Turn each line in the records below into one string in a JSON list, skipping blank lines and leaving the pictures out.

§ **INFORMATION PROVIDED**:

######

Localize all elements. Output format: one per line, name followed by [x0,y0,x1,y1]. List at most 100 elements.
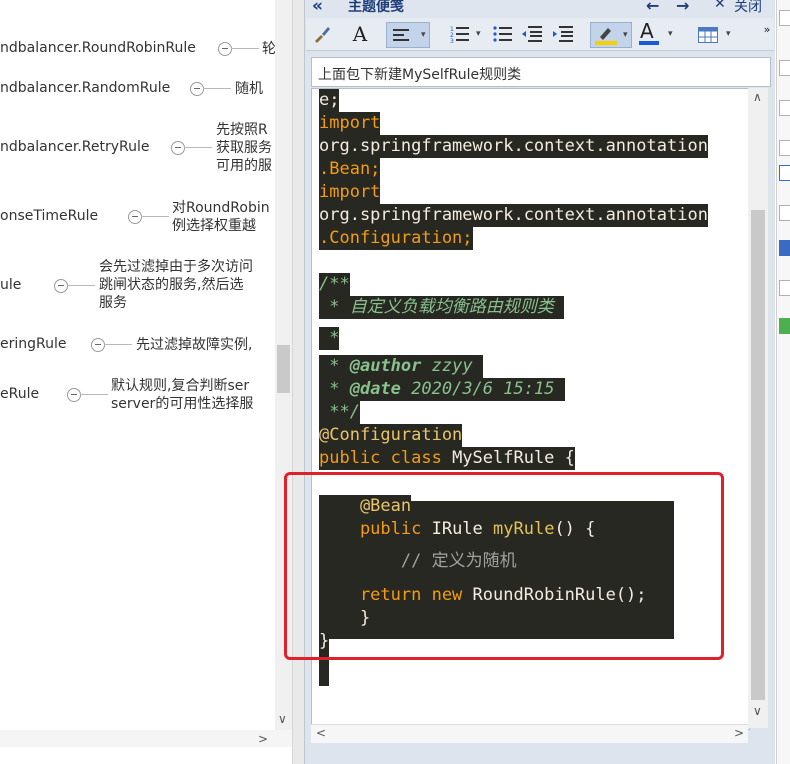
highlight-dropdown[interactable]: ▾ [590,22,632,48]
mind-node-desc[interactable]: 默认规则,复合判断ser server的可用性选择服 [111,377,253,413]
mind-node[interactable]: ndbalancer.RandomRule [0,80,170,96]
scroll-left-icon[interactable]: < [316,726,326,740]
mind-node[interactable]: eRule [0,386,39,402]
desc-line: 服务 [99,295,127,311]
mind-node[interactable]: eringRule [0,336,67,352]
code-token: * 自定义负载均衡路由规则类 [319,297,564,317]
mind-node-desc[interactable]: 先过滤掉故障实例, [136,336,252,354]
scrollbar-thumb[interactable] [277,345,290,393]
format-painter-button[interactable] [310,22,334,46]
side-tool-icon[interactable] [779,60,790,76]
back-arrow-icon[interactable]: ← [646,0,659,15]
collapse-toggle-icon[interactable] [190,82,204,96]
chevron-down-icon: ▾ [668,29,673,39]
code-token: import [319,113,381,133]
close-label[interactable]: 关闭 [734,0,762,16]
scroll-down-icon[interactable]: ∨ [753,704,762,718]
mind-node-desc[interactable]: 会先过滤掉由于多次访问 跳闸状态的服务,然后选 服务 [99,258,253,312]
outdent-button[interactable] [519,22,545,46]
forward-arrow-icon[interactable]: → [676,0,689,15]
scroll-up-icon[interactable]: ∧ [753,90,762,104]
connector-line [184,147,212,148]
collapse-toggle-icon[interactable] [218,42,232,56]
mind-node-desc[interactable]: 轮 [262,40,276,58]
chevron-down-icon: ▾ [476,29,481,39]
close-icon[interactable]: ✕ [714,0,726,12]
note-title-field[interactable]: 上面包下新建MySelfRule规则类 [311,57,771,87]
mind-map-canvas[interactable]: ndbalancer.RoundRobinRule 轮 ndbalancer.R… [0,0,292,764]
svg-text:3: 3 [450,38,454,43]
scroll-right-icon[interactable]: > [734,726,744,740]
desc-line: 可用的服 [216,158,272,174]
editor-horizontal-scrollbar[interactable] [311,724,748,743]
code-line: * 自定义负载均衡路由规则类 [319,296,564,319]
code-line: * @author zzyy [319,355,483,378]
highlighter-icon [595,28,617,45]
scroll-down-icon[interactable]: ∨ [278,712,287,726]
connector-line [104,344,132,345]
collapse-toggle-icon[interactable] [67,388,81,402]
code-token: zzyy [421,356,483,376]
desc-line: server的可用性选择服 [111,396,254,412]
code-token: import [319,182,381,202]
code-token: @Configuration [319,425,463,445]
connector-line [67,285,95,286]
collapse-toggle-icon[interactable] [54,279,68,293]
align-dropdown[interactable]: ▾ [386,22,430,48]
side-tool-icon[interactable] [779,280,790,296]
side-tool-icon[interactable] [779,240,790,256]
code-token: @date [349,379,401,399]
outdent-icon [522,26,542,42]
collapse-toggle-icon[interactable] [91,338,105,352]
panel-header: « 主题便笺 ← → ✕ 关闭 [306,0,774,16]
mind-node-desc[interactable]: 对RoundRobin 例选择权重越 [172,199,270,235]
code-token: /** [319,274,350,294]
side-tool-icon[interactable] [779,165,790,181]
side-tool-icon[interactable] [779,10,790,26]
side-tool-icon[interactable] [779,140,790,156]
desc-line: 对RoundRobin [172,200,270,216]
mind-node[interactable]: ndbalancer.RetryRule [0,139,150,155]
panel-title: 主题便笺 [348,0,404,15]
bullet-list-icon [493,26,512,42]
mind-node-desc[interactable]: 随机 [235,80,263,98]
desc-line: 默认规则,复合判断ser [111,378,250,394]
code-token: MySelfRule { [452,448,575,468]
side-tool-icon[interactable] [779,318,790,334]
mind-node[interactable]: onseTimeRule [0,208,98,224]
chevron-down-icon: ▾ [421,30,426,40]
code-token: e; [319,90,340,110]
collapse-toggle-icon[interactable] [128,210,142,224]
horizontal-scrollbar[interactable] [0,730,292,747]
code-line: .Bean; [319,158,381,181]
code-token: * [319,356,350,376]
code-line: public class MySelfRule { [319,447,575,470]
code-token: * [319,379,350,399]
scrollbar-thumb[interactable] [751,210,765,700]
code-line: import [319,181,381,204]
code-line: * @date 2020/3/6 15:15 [319,378,565,401]
side-tool-icon[interactable] [779,205,790,221]
table-dropdown[interactable]: ▾ [694,22,734,46]
collapse-toggle-icon[interactable] [171,141,185,155]
indent-button[interactable] [550,22,576,46]
align-left-icon [393,29,409,41]
toolbar-overflow-icon[interactable]: » [760,18,774,42]
chevron-down-icon: ▾ [623,30,628,40]
bullet-list-button[interactable] [490,22,516,46]
scroll-right-icon[interactable]: > [258,732,268,746]
numbered-list-dropdown[interactable]: 1 2 3 ▾ [448,22,486,46]
indent-icon [553,26,573,42]
code-line: * [319,327,340,350]
font-button[interactable]: A [346,22,374,46]
code-line: @Configuration [319,424,463,447]
mind-node[interactable]: ndbalancer.RoundRobinRule [0,40,196,56]
collapse-panel-icon[interactable]: « [312,0,323,16]
mind-node[interactable]: ule [0,277,21,293]
desc-line: 会先过滤掉由于多次访问 [99,259,253,275]
side-tool-icon[interactable] [779,100,790,116]
mind-node-desc[interactable]: 先按照R 获取服务 可用的服 [216,121,272,175]
desc-line: 跳闸状态的服务,然后选 [99,277,244,293]
code-token: * [319,328,340,348]
font-color-dropdown[interactable]: A ▾ [636,19,676,46]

######

§ **TASK ANSWER**:
[
  "Localize all elements. Output format: one per line, name followed by [x0,y0,x1,y1]. List at most 100 elements.",
  "highlight-dropdown[interactable]: ▾ [590,22,632,48]",
  "mind-node-desc[interactable]: 默认规则,复合判断ser server的可用性选择服 [111,377,253,413]",
  "mind-node[interactable]: ndbalancer.RandomRule [0,80,170,96]",
  "scroll-left-icon[interactable]: < [316,726,326,740]",
  "mind-node[interactable]: eRule [0,386,39,402]",
  "desc-line: 服务 [99,295,127,311]",
  "mind-node[interactable]: eringRule [0,336,67,352]",
  "code-token: * 自定义负载均衡路由规则类 [319,297,564,317]",
  "mind-node-desc[interactable]: 先过滤掉故障实例, [136,336,252,354]",
  "scrollbar-thumb[interactable] [277,345,290,393]",
  "format-painter-button[interactable] [310,22,334,46]",
  "side-tool-icon[interactable] [779,60,790,76]",
  "back-arrow-icon[interactable]: ← [646,0,659,15]",
  "collapse-toggle-icon[interactable] [190,82,204,96]",
  "chevron-down-icon: ▾ [668,29,673,39]",
  "code-token: import [319,113,381,133]",
  "close-label[interactable]: 关闭 [734,0,762,16]",
  "scroll-down-icon[interactable]: ∨ [753,704,762,718]",
  "mind-node-desc[interactable]: 会先过滤掉由于多次访问 跳闸状态的服务,然后选 服务 [99,258,253,312]",
  "outdent-button[interactable] [519,22,545,46]",
  "forward-arrow-icon[interactable]: → [676,0,689,15]",
  "scroll-up-icon[interactable]: ∧ [753,90,762,104]",
  "connector-line [184,147,212,148]",
  "collapse-toggle-icon[interactable] [218,42,232,56]",
  "mind-node-desc[interactable]: 轮 [262,40,276,58]",
  "chevron-down-icon: ▾ [476,29,481,39]",
  "close-icon[interactable]: ✕ [714,0,726,12]",
  "note-title-field[interactable]: 上面包下新建MySelfRule规则类 [311,57,771,87]",
  "mind-map-canvas[interactable]: ndbalancer.RoundRobinRule 轮 ndbalancer.R… [0,0,292,764]",
  "svg-text:3: 3 [450,38,454,43]",
  "scroll-right-icon[interactable]: > [734,726,744,740]",
  "desc-line: 可用的服 [216,158,272,174]",
  "editor-horizontal-scrollbar[interactable] [311,724,748,743]",
  "code-line: * 自定义负载均衡路由规则类 [319,296,564,319]",
  "code-line: * @author zzyy [319,355,483,378]",
  "highlighter-icon [595,28,617,45]",
  "scroll-down-icon[interactable]: ∨ [278,712,287,726]",
  "connector-line [104,344,132,345]",
  "collapse-toggle-icon[interactable] [67,388,81,402]",
  "code-token: zzyy [421,356,483,376]",
  "desc-line: server的可用性选择服 [111,396,254,412]",
  "code-token: import [319,182,381,202]",
  "code-token: @Configuration [319,425,463,445]",
  "connector-line [67,285,95,286]",
  "collapse-toggle-icon[interactable] [54,279,68,293]",
  "align-dropdown[interactable]: ▾ [386,22,430,48]",
  "side-tool-icon[interactable] [779,280,790,296]",
  "side-tool-icon[interactable] [779,240,790,256]",
  "code-token: @date [349,379,401,399]",
  "outdent-icon [522,26,542,42]",
  "collapse-toggle-icon[interactable] [91,338,105,352]",
  "panel-header: « 主题便笺 ← → ✕ 关闭 [306,0,774,16]",
  "mind-node-desc[interactable]: 对RoundRobin 例选择权重越 [172,199,270,235]",
  "code-token: /** [319,274,350,294]",
  "side-tool-icon[interactable] [779,165,790,181]",
  "side-tool-icon[interactable] [779,10,790,26]",
  "side-tool-icon[interactable] [779,140,790,156]",
  "desc-line: 对RoundRobin [172,200,270,216]",
  "mind-node[interactable]: ndbalancer.RetryRule [0,139,150,155]",
  "panel-title: 主题便笺 [348,0,404,15]",
  "bullet-list-icon [493,26,512,42]",
  "mind-node-desc[interactable]: 随机 [235,80,263,98]",
  "desc-line: 默认规则,复合判断ser [111,378,250,394]",
  "code-token: MySelfRule { [452,448,575,468]",
  "side-tool-icon[interactable] [779,318,790,334]",
  "mind-node[interactable]: onseTimeRule [0,208,98,224]",
  "chevron-down-icon: ▾ [421,30,426,40]",
  "code-token: e; [319,90,340,110]",
  "collapse-toggle-icon[interactable] [128,210,142,224]",
  "horizontal-scrollbar[interactable] [0,730,292,747]",
  "code-line: .Bean; [319,158,381,181]",
  "code-token: * [319,356,350,376]",
  "code-line: public class MySelfRule { [319,447,575,470]",
  "code-token: * [319,379,350,399]",
  "scrollbar-thumb[interactable] [751,210,765,700]",
  "code-line: import [319,181,381,204]",
  "code-line: * @date 2020/3/6 15:15 [319,378,565,401]",
  "side-tool-icon[interactable] [779,205,790,221]",
  "table-dropdown[interactable]: ▾ [694,22,734,46]",
  "collapse-toggle-icon[interactable] [171,141,185,155]",
  "indent-button[interactable] [550,22,576,46]",
  "align-left-icon [393,29,409,41]",
  "toolbar-overflow-icon[interactable]: » [760,18,774,42]",
  "chevron-down-icon: ▾ [623,30,628,40]",
  "bullet-list-button[interactable] [490,22,516,46]",
  "scroll-right-icon[interactable]: > [258,732,268,746]",
  "numbered-list-dropdown[interactable]: 1 2 3 ▾ [448,22,486,46]",
  "indent-icon [553,26,573,42]",
  "code-line: * [319,327,340,350]",
  "font-button[interactable]: A [346,22,374,46]",
  "code-line: @Configuration [319,424,463,447]",
  "mind-node[interactable]: ndbalancer.RoundRobinRule [0,40,196,56]",
  "collapse-panel-icon[interactable]: « [312,0,323,16]",
  "mind-node[interactable]: ule [0,277,21,293]",
  "desc-line: 会先过滤掉由于多次访问 [99,259,253,275]",
  "side-tool-icon[interactable] [779,100,790,116]",
  "mind-node-desc[interactable]: 先按照R 获取服务 可用的服 [216,121,272,175]",
  "desc-line: 跳闸状态的服务,然后选 [99,277,244,293]",
  "code-token: * [319,328,340,348]",
  "font-color-dropdown[interactable]: A ▾ [636,19,676,46]"
]